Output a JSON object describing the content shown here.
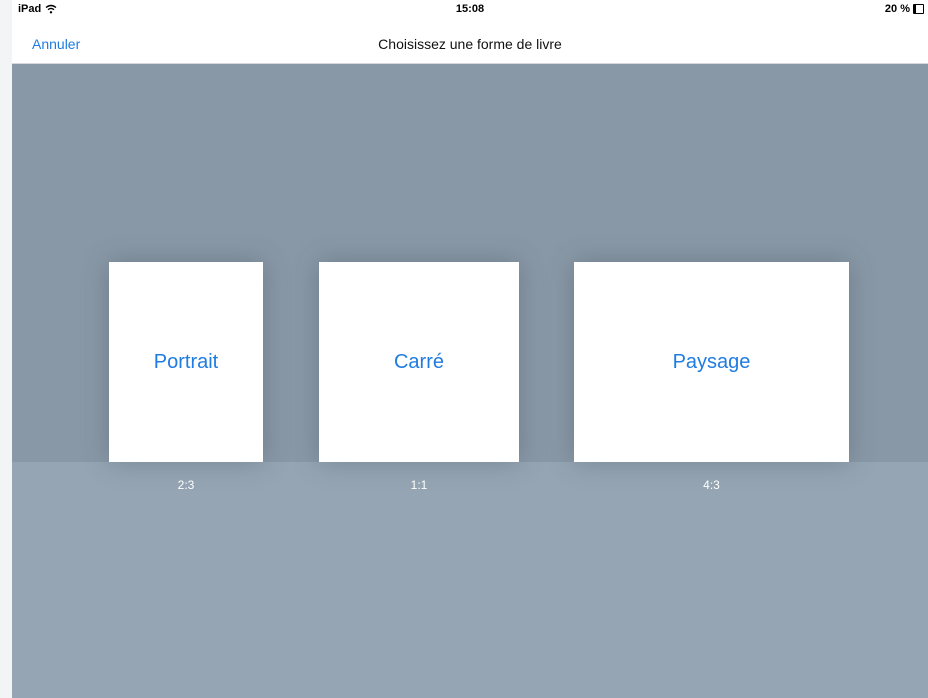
{
  "status_bar": {
    "device": "iPad",
    "time": "15:08",
    "battery": "20 %",
    "battery_level": 0.2
  },
  "nav": {
    "cancel_label": "Annuler",
    "title": "Choisissez une forme de livre"
  },
  "shapes": [
    {
      "label": "Portrait",
      "ratio": "2:3"
    },
    {
      "label": "Carré",
      "ratio": "1:1"
    },
    {
      "label": "Paysage",
      "ratio": "4:3"
    }
  ],
  "colors": {
    "accent": "#1f7ce2",
    "upper_background": "#8998a6",
    "lower_background": "#95a5b3"
  },
  "icons": [
    "wifi-icon",
    "battery-icon"
  ]
}
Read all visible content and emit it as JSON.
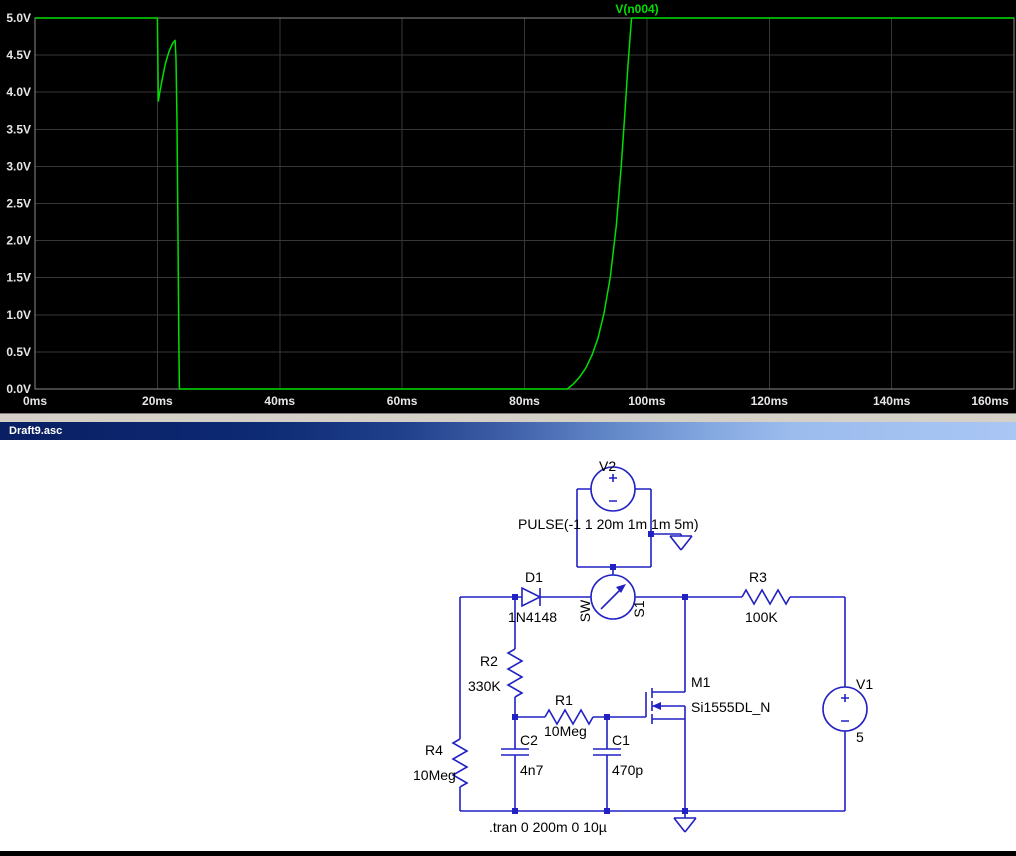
{
  "waveform": {
    "title": "V(n004)",
    "y_ticks": [
      "5.0V",
      "4.5V",
      "4.0V",
      "3.5V",
      "3.0V",
      "2.5V",
      "2.0V",
      "1.5V",
      "1.0V",
      "0.5V",
      "0.0V"
    ],
    "x_ticks": [
      "0ms",
      "20ms",
      "40ms",
      "60ms",
      "80ms",
      "100ms",
      "120ms",
      "140ms",
      "160ms"
    ],
    "trace_color": "#00e000",
    "bg_color": "#000000",
    "grid_color": "#373737",
    "frame_color": "#8c8c8c",
    "label_color": "#e6e6e6"
  },
  "chart_data": {
    "type": "line",
    "title": "V(n004)",
    "x_unit": "ms",
    "y_unit": "V",
    "xlim": [
      0,
      160
    ],
    "ylim": [
      0,
      5
    ],
    "grid": true,
    "legend_position": "top-center",
    "series": [
      {
        "name": "V(n004)",
        "points": [
          [
            0,
            5
          ],
          [
            20,
            5
          ],
          [
            20.15,
            3.88
          ],
          [
            20.4,
            4.0
          ],
          [
            20.8,
            4.18
          ],
          [
            21.3,
            4.38
          ],
          [
            21.9,
            4.55
          ],
          [
            22.5,
            4.66
          ],
          [
            22.9,
            4.7
          ],
          [
            23.05,
            4.45
          ],
          [
            23.2,
            3.6
          ],
          [
            23.35,
            2.2
          ],
          [
            23.5,
            0.7
          ],
          [
            23.6,
            0
          ],
          [
            87,
            0
          ],
          [
            88,
            0.07
          ],
          [
            89,
            0.16
          ],
          [
            90,
            0.28
          ],
          [
            91,
            0.45
          ],
          [
            92,
            0.68
          ],
          [
            93,
            1.02
          ],
          [
            94,
            1.5
          ],
          [
            95,
            2.2
          ],
          [
            95.8,
            3.0
          ],
          [
            96.4,
            3.7
          ],
          [
            96.9,
            4.35
          ],
          [
            97.3,
            4.8
          ],
          [
            97.5,
            5.0
          ],
          [
            160,
            5
          ]
        ]
      }
    ]
  },
  "title_bar": {
    "title": "Draft9.asc"
  },
  "schematic": {
    "wire_color": "#2121c4",
    "text_color": "#000000",
    "v2": {
      "ref": "V2",
      "value": "PULSE(-1 1 20m 1m 1m 5m)"
    },
    "s1": {
      "ref": "S1",
      "value": "SW"
    },
    "d1": {
      "ref": "D1",
      "value": "1N4148"
    },
    "r1": {
      "ref": "R1",
      "value": "10Meg"
    },
    "r2": {
      "ref": "R2",
      "value": "330K"
    },
    "r3": {
      "ref": "R3",
      "value": "100K"
    },
    "r4": {
      "ref": "R4",
      "value": "10Meg"
    },
    "c1": {
      "ref": "C1",
      "value": "470p"
    },
    "c2": {
      "ref": "C2",
      "value": "4n7"
    },
    "m1": {
      "ref": "M1",
      "value": "Si1555DL_N"
    },
    "v1": {
      "ref": "V1",
      "value": "5"
    },
    "directive": ".tran 0 200m 0 10µ"
  }
}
- - - - - - -
Repeat the data exactly, without the pictures.

# Reply:
Output a JSON object describing the content shown here.
{
  "status_bar": {
    "device": "iPad",
    "time": "15:08",
    "battery": "20 %",
    "battery_level": 0.2
  },
  "nav": {
    "cancel_label": "Annuler",
    "title": "Choisissez une forme de livre"
  },
  "shapes": [
    {
      "label": "Portrait",
      "ratio": "2:3"
    },
    {
      "label": "Carré",
      "ratio": "1:1"
    },
    {
      "label": "Paysage",
      "ratio": "4:3"
    }
  ],
  "colors": {
    "accent": "#1f7ce2",
    "upper_background": "#8998a6",
    "lower_background": "#95a5b3"
  },
  "icons": [
    "wifi-icon",
    "battery-icon"
  ]
}
Read all visible content and emit it as JSON.
{
  "waveform": {
    "title": "V(n004)",
    "y_ticks": [
      "5.0V",
      "4.5V",
      "4.0V",
      "3.5V",
      "3.0V",
      "2.5V",
      "2.0V",
      "1.5V",
      "1.0V",
      "0.5V",
      "0.0V"
    ],
    "x_ticks": [
      "0ms",
      "20ms",
      "40ms",
      "60ms",
      "80ms",
      "100ms",
      "120ms",
      "140ms",
      "160ms"
    ],
    "trace_color": "#00e000",
    "bg_color": "#000000",
    "grid_color": "#373737",
    "frame_color": "#8c8c8c",
    "label_color": "#e6e6e6"
  },
  "chart_data": {
    "type": "line",
    "title": "V(n004)",
    "x_unit": "ms",
    "y_unit": "V",
    "xlim": [
      0,
      160
    ],
    "ylim": [
      0,
      5
    ],
    "grid": true,
    "legend_position": "top-center",
    "series": [
      {
        "name": "V(n004)",
        "points": [
          [
            0,
            5
          ],
          [
            20,
            5
          ],
          [
            20.15,
            3.88
          ],
          [
            20.4,
            4.0
          ],
          [
            20.8,
            4.18
          ],
          [
            21.3,
            4.38
          ],
          [
            21.9,
            4.55
          ],
          [
            22.5,
            4.66
          ],
          [
            22.9,
            4.7
          ],
          [
            23.05,
            4.45
          ],
          [
            23.2,
            3.6
          ],
          [
            23.35,
            2.2
          ],
          [
            23.5,
            0.7
          ],
          [
            23.6,
            0
          ],
          [
            87,
            0
          ],
          [
            88,
            0.07
          ],
          [
            89,
            0.16
          ],
          [
            90,
            0.28
          ],
          [
            91,
            0.45
          ],
          [
            92,
            0.68
          ],
          [
            93,
            1.02
          ],
          [
            94,
            1.5
          ],
          [
            95,
            2.2
          ],
          [
            95.8,
            3.0
          ],
          [
            96.4,
            3.7
          ],
          [
            96.9,
            4.35
          ],
          [
            97.3,
            4.8
          ],
          [
            97.5,
            5.0
          ],
          [
            160,
            5
          ]
        ]
      }
    ]
  },
  "title_bar": {
    "title": "Draft9.asc"
  },
  "schematic": {
    "wire_color": "#2121c4",
    "text_color": "#000000",
    "v2": {
      "ref": "V2",
      "value": "PULSE(-1 1 20m 1m 1m 5m)"
    },
    "s1": {
      "ref": "S1",
      "value": "SW"
    },
    "d1": {
      "ref": "D1",
      "value": "1N4148"
    },
    "r1": {
      "ref": "R1",
      "value": "10Meg"
    },
    "r2": {
      "ref": "R2",
      "value": "330K"
    },
    "r3": {
      "ref": "R3",
      "value": "100K"
    },
    "r4": {
      "ref": "R4",
      "value": "10Meg"
    },
    "c1": {
      "ref": "C1",
      "value": "470p"
    },
    "c2": {
      "ref": "C2",
      "value": "4n7"
    },
    "m1": {
      "ref": "M1",
      "value": "Si1555DL_N"
    },
    "v1": {
      "ref": "V1",
      "value": "5"
    },
    "directive": ".tran 0 200m 0 10µ"
  }
}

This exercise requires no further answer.